**Brief:**
Please output every line of the entries below verbatim, leaving out the pictures.
** BEGIN **
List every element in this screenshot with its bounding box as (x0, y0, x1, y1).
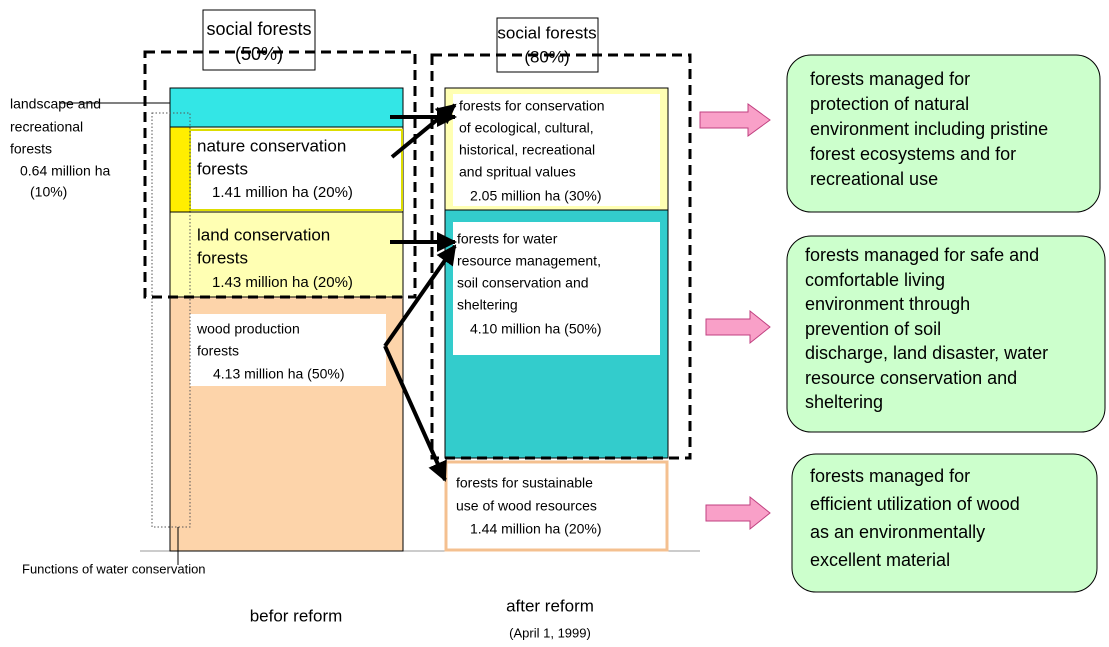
nature-label-box (189, 129, 403, 211)
wood-use-label: 1.44 million ha (20%) (470, 521, 602, 537)
goal-text: environment including pristine (810, 119, 1048, 139)
header-text: (50%) (235, 44, 283, 64)
wood-label-box (190, 314, 386, 386)
conservation-label: forests for conservation (459, 98, 605, 114)
landscape-label: (10%) (30, 184, 67, 200)
header-text: social forests (206, 19, 311, 39)
conservation-label: of ecological, cultural, (459, 120, 594, 136)
arrow (383, 244, 457, 348)
arrows (383, 103, 457, 482)
goal-text: sheltering (805, 392, 883, 412)
caption: after reform (506, 596, 594, 615)
arrow (383, 345, 447, 482)
water-label: soil conservation and (457, 275, 589, 291)
water-note: Functions of water conservation (22, 561, 206, 576)
nature-strip (169, 126, 191, 213)
goal-box (786, 235, 1106, 433)
pink-arrows (699, 103, 771, 531)
goal-text: forests managed for (810, 69, 970, 89)
land-block (169, 211, 404, 298)
header-text: (80%) (524, 47, 569, 66)
goal-text: resource conservation and (805, 368, 1017, 388)
caption: befor reform (250, 606, 343, 625)
landscape-label: recreational (10, 119, 83, 135)
goal-text: protection of natural (810, 94, 969, 114)
wood-label: 4.13 million ha (50%) (213, 366, 345, 382)
header-box (202, 9, 316, 71)
water-label: sheltering (457, 297, 518, 313)
social-forest-outline (143, 50, 417, 299)
landscape-label: 0.64 million ha (20, 163, 110, 179)
landscape-label: forests (10, 141, 52, 157)
goal-box (791, 453, 1098, 593)
nature-label: nature conservation (197, 136, 346, 155)
arrow (390, 103, 457, 159)
goal-text: efficient utilization of wood (810, 494, 1020, 514)
conservation-label: 2.05 million ha (30%) (470, 188, 602, 204)
water-label-box (453, 222, 660, 355)
goal-text: environment through (805, 294, 970, 314)
nature-label: 1.41 million ha (20%) (212, 184, 353, 201)
header-text: social forests (497, 23, 596, 42)
water-label: resource management, (457, 253, 601, 269)
goal-text: as an environmentally (810, 522, 985, 542)
goal-box (786, 54, 1101, 213)
wood-use-label: use of wood resources (456, 498, 597, 514)
water-function-outline (151, 112, 191, 528)
conservation-label-box (453, 94, 660, 206)
social-forest-outline (430, 53, 692, 460)
water-label: forests for water (457, 231, 558, 247)
date: (April 1, 1999) (509, 625, 591, 640)
land-label: forests (197, 248, 248, 267)
wood-use-block (444, 460, 669, 552)
goal-text: discharge, land disaster, water (805, 343, 1048, 363)
water-label: 4.10 million ha (50%) (470, 321, 602, 337)
nature-label: forests (197, 159, 248, 178)
conservation-label: and spritual values (459, 164, 576, 180)
pink-arrow (699, 103, 771, 137)
land-label: land conservation (197, 225, 330, 244)
conservation-label: historical, recreational (459, 142, 595, 158)
wood-label: wood production (196, 321, 300, 337)
goal-text: forests managed for (810, 466, 970, 486)
goal-text: recreational use (810, 169, 938, 189)
land-label: 1.43 million ha (20%) (212, 274, 353, 291)
header-box (496, 17, 599, 73)
goal-text: excellent material (810, 550, 950, 570)
wood-label: forests (197, 343, 239, 359)
landscape-label: landscape and (10, 96, 101, 112)
goal-text: comfortable living (805, 270, 945, 290)
pink-arrow (705, 495, 771, 531)
goal-text: prevention of soil (805, 319, 941, 339)
goal-text: forests managed for safe and (805, 245, 1039, 265)
pink-arrow (705, 309, 771, 345)
goal-text: forest ecosystems and for (810, 144, 1016, 164)
wood-use-label: forests for sustainable (456, 475, 593, 491)
landscape-block (169, 87, 404, 128)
** END **
**Exercise solution:**
List every element in this screenshot with its bounding box as (x0, y0, x1, y1).
nature-label-box (189, 129, 403, 211)
wood-use-label: 1.44 million ha (20%) (470, 521, 602, 537)
goal-text: environment including pristine (810, 119, 1048, 139)
header-text: (50%) (235, 44, 283, 64)
wood-label-box (190, 314, 386, 386)
conservation-label: forests for conservation (459, 98, 605, 114)
landscape-label: (10%) (30, 184, 67, 200)
header-text: social forests (206, 19, 311, 39)
conservation-label: of ecological, cultural, (459, 120, 594, 136)
arrow (383, 244, 457, 348)
arrows (383, 103, 457, 482)
goal-text: sheltering (805, 392, 883, 412)
caption: after reform (506, 596, 594, 615)
arrow (383, 345, 447, 482)
water-label: soil conservation and (457, 275, 589, 291)
water-note: Functions of water conservation (22, 561, 206, 576)
nature-strip (169, 126, 191, 213)
goal-box (786, 235, 1106, 433)
pink-arrows (699, 103, 771, 531)
goal-text: forests managed for (810, 69, 970, 89)
land-block (169, 211, 404, 298)
header-text: (80%) (524, 47, 569, 66)
goal-text: resource conservation and (805, 368, 1017, 388)
caption: befor reform (250, 606, 343, 625)
landscape-label: recreational (10, 119, 83, 135)
goal-text: protection of natural (810, 94, 969, 114)
wood-label: 4.13 million ha (50%) (213, 366, 345, 382)
header-box (202, 9, 316, 71)
water-label: sheltering (457, 297, 518, 313)
social-forest-outline (143, 50, 417, 299)
landscape-label: 0.64 million ha (20, 163, 110, 179)
landscape-label: forests (10, 141, 52, 157)
goal-box (791, 453, 1098, 593)
nature-label: nature conservation (197, 136, 346, 155)
arrow (390, 103, 457, 159)
goal-text: efficient utilization of wood (810, 494, 1020, 514)
conservation-label: 2.05 million ha (30%) (470, 188, 602, 204)
water-label-box (453, 222, 660, 355)
goal-text: environment through (805, 294, 970, 314)
nature-label: 1.41 million ha (20%) (212, 184, 353, 201)
header-text: social forests (497, 23, 596, 42)
water-label: resource management, (457, 253, 601, 269)
goal-text: as an environmentally (810, 522, 985, 542)
goal-box (786, 54, 1101, 213)
wood-use-label: use of wood resources (456, 498, 597, 514)
water-function-outline (151, 112, 191, 528)
conservation-label-box (453, 94, 660, 206)
social-forest-outline (430, 53, 692, 460)
water-label: forests for water (457, 231, 558, 247)
date: (April 1, 1999) (509, 625, 591, 640)
land-label: forests (197, 248, 248, 267)
wood-use-block (444, 460, 669, 552)
goal-text: discharge, land disaster, water (805, 343, 1048, 363)
water-label: 4.10 million ha (50%) (470, 321, 602, 337)
nature-label: forests (197, 159, 248, 178)
conservation-label: and spritual values (459, 164, 576, 180)
pink-arrow (699, 103, 771, 137)
land-label: land conservation (197, 225, 330, 244)
conservation-label: historical, recreational (459, 142, 595, 158)
wood-label: wood production (196, 321, 300, 337)
goal-text: forests managed for (810, 466, 970, 486)
goal-text: recreational use (810, 169, 938, 189)
land-label: 1.43 million ha (20%) (212, 274, 353, 291)
header-box (496, 17, 599, 73)
goal-text: excellent material (810, 550, 950, 570)
wood-label: forests (197, 343, 239, 359)
landscape-label: landscape and (10, 96, 101, 112)
goal-text: comfortable living (805, 270, 945, 290)
pink-arrow (705, 495, 771, 531)
goal-text: prevention of soil (805, 319, 941, 339)
goal-text: forests managed for safe and (805, 245, 1039, 265)
pink-arrow (705, 309, 771, 345)
goal-text: forest ecosystems and for (810, 144, 1016, 164)
wood-use-label: forests for sustainable (456, 475, 593, 491)
landscape-block (169, 87, 404, 128)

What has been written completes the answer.